## DESCRIPTION OF THE TASK
For each line below that contains the string "plea", copy that line.

## TASK INPUT
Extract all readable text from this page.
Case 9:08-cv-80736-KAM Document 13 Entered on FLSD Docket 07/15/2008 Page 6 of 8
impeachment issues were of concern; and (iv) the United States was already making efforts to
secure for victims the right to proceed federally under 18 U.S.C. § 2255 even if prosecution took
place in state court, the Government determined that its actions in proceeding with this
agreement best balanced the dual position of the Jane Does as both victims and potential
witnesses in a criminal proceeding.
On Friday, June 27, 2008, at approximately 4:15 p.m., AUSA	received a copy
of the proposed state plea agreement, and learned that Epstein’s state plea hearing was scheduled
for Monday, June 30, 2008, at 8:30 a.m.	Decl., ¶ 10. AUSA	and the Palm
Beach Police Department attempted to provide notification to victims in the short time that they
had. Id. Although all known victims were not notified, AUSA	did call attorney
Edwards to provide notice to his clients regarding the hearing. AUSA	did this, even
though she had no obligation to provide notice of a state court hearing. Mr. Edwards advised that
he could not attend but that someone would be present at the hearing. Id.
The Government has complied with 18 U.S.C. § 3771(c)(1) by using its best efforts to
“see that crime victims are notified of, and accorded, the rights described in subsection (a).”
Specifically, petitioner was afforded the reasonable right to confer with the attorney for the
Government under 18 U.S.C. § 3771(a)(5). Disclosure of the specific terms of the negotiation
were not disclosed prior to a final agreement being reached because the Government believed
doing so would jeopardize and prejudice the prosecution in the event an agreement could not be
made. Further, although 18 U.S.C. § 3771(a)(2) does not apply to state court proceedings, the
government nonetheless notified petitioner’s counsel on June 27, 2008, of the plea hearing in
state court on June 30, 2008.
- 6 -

## OUTPUT FOR THIS TASK
of the proposed state plea agreement, and learned that Epstein’s state plea hearing was scheduled
government nonetheless notified petitioner’s counsel on June 27, 2008, of the plea hearing in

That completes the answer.